INSTRUCTIONS TO FOLLOW
Copy the listing out again, replacing "Patent image size" with "Figure dimensions" throughout and leaving everything else unchanged.

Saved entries
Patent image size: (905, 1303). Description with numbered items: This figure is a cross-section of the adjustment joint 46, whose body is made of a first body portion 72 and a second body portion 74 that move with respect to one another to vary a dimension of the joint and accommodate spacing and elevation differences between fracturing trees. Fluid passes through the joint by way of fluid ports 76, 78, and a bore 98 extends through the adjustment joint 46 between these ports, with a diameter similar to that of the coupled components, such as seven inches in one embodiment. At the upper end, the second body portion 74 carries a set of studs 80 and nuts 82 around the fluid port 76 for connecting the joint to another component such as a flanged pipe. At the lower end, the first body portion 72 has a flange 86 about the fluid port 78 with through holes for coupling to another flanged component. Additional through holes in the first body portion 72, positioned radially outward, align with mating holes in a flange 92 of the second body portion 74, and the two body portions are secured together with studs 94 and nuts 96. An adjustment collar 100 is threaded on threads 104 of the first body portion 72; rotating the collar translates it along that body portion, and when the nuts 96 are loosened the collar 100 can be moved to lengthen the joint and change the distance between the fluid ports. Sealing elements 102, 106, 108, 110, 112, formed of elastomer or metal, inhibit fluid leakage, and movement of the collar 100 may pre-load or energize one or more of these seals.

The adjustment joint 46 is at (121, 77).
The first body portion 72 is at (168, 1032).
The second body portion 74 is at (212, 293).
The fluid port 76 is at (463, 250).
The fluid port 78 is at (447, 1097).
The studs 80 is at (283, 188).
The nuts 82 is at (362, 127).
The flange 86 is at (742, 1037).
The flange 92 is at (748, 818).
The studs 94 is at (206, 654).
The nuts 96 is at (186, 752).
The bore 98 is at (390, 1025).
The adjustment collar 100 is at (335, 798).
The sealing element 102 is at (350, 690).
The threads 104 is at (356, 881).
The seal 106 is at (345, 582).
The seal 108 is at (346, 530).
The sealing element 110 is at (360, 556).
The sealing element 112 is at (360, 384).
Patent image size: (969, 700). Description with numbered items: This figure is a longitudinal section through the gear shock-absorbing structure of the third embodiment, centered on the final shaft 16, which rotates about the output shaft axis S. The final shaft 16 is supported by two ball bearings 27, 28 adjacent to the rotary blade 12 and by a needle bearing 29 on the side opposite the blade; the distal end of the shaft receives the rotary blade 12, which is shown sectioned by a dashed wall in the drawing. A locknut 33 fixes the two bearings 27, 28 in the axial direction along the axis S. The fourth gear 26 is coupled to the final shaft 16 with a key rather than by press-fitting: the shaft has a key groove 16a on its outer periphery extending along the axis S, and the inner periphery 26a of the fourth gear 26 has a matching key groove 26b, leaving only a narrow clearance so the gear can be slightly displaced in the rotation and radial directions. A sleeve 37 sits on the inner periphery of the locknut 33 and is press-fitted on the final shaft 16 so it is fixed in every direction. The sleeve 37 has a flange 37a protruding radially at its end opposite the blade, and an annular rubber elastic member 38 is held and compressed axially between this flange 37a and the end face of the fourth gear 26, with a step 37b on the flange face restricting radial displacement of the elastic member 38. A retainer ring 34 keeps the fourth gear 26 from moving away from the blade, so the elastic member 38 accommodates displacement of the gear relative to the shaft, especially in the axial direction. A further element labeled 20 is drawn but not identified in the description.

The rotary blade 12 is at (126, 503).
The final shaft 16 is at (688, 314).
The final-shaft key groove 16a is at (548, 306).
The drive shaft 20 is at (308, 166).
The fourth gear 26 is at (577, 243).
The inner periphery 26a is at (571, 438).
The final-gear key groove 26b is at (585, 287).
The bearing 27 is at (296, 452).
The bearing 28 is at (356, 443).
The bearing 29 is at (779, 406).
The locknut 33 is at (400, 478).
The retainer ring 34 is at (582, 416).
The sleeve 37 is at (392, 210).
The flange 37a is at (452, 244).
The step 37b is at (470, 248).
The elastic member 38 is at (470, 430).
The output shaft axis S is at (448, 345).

FULL OUTPUT
Figure dimensions: (905, 1303). Description with numbered items: This figure is a cross-section of the adjustment joint 46, whose body is made of a first body portion 72 and a second body portion 74 that move with respect to one another to vary a dimension of the joint and accommodate spacing and elevation differences between fracturing trees. Fluid passes through the joint by way of fluid ports 76, 78, and a bore 98 extends through the adjustment joint 46 between these ports, with a diameter similar to that of the coupled components, such as seven inches in one embodiment. At the upper end, the second body portion 74 carries a set of studs 80 and nuts 82 around the fluid port 76 for connecting the joint to another component such as a flanged pipe. At the lower end, the first body portion 72 has a flange 86 about the fluid port 78 with through holes for coupling to another flanged component. Additional through holes in the first body portion 72, positioned radially outward, align with mating holes in a flange 92 of the second body portion 74, and the two body portions are secured together with studs 94 and nuts 96. An adjustment collar 100 is threaded on threads 104 of the first body portion 72; rotating the collar translates it along that body portion, and when the nuts 96 are loosened the collar 100 can be moved to lengthen the joint and change the distance between the fluid ports. Sealing elements 102, 106, 108, 110, 112, formed of elastomer or metal, inhibit fluid leakage, and movement of the collar 100 may pre-load or energize one or more of these seals.

The adjustment joint 46 is at (121, 77).
The first body portion 72 is at (168, 1032).
The second body portion 74 is at (212, 293).
The fluid port 76 is at (463, 250).
The fluid port 78 is at (447, 1097).
The studs 80 is at (283, 188).
The nuts 82 is at (362, 127).
The flange 86 is at (742, 1037).
The flange 92 is at (748, 818).
The studs 94 is at (206, 654).
The nuts 96 is at (186, 752).
The bore 98 is at (390, 1025).
The adjustment collar 100 is at (335, 798).
The sealing element 102 is at (350, 690).
The threads 104 is at (356, 881).
The seal 106 is at (345, 582).
The seal 108 is at (346, 530).
The sealing element 110 is at (360, 556).
The sealing element 112 is at (360, 384).
Figure dimensions: (969, 700). Description with numbered items: This figure is a longitudinal section through the gear shock-absorbing structure of the third embodiment, centered on the final shaft 16, which rotates about the output shaft axis S. The final shaft 16 is supported by two ball bearings 27, 28 adjacent to the rotary blade 12 and by a needle bearing 29 on the side opposite the blade; the distal end of the shaft receives the rotary blade 12, which is shown sectioned by a dashed wall in the drawing. A locknut 33 fixes the two bearings 27, 28 in the axial direction along the axis S. The fourth gear 26 is coupled to the final shaft 16 with a key rather than by press-fitting: the shaft has a key groove 16a on its outer periphery extending along the axis S, and the inner periphery 26a of the fourth gear 26 has a matching key groove 26b, leaving only a narrow clearance so the gear can be slightly displaced in the rotation and radial directions. A sleeve 37 sits on the inner periphery of the locknut 33 and is press-fitted on the final shaft 16 so it is fixed in every direction. The sleeve 37 has a flange 37a protruding radially at its end opposite the blade, and an annular rubber elastic member 38 is held and compressed axially between this flange 37a and the end face of the fourth gear 26, with a step 37b on the flange face restricting radial displacement of the elastic member 38. A retainer ring 34 keeps the fourth gear 26 from moving away from the blade, so the elastic member 38 accommodates displacement of the gear relative to the shaft, especially in the axial direction. A further element labeled 20 is drawn but not identified in the description.

The rotary blade 12 is at (126, 503).
The final shaft 16 is at (688, 314).
The final-shaft key groove 16a is at (548, 306).
The drive shaft 20 is at (308, 166).
The fourth gear 26 is at (577, 243).
The inner periphery 26a is at (571, 438).
The final-gear key groove 26b is at (585, 287).
The bearing 27 is at (296, 452).
The bearing 28 is at (356, 443).
The bearing 29 is at (779, 406).
The locknut 33 is at (400, 478).
The retainer ring 34 is at (582, 416).
The sleeve 37 is at (392, 210).
The flange 37a is at (452, 244).
The step 37b is at (470, 248).
The elastic member 38 is at (470, 430).
The output shaft axis S is at (448, 345).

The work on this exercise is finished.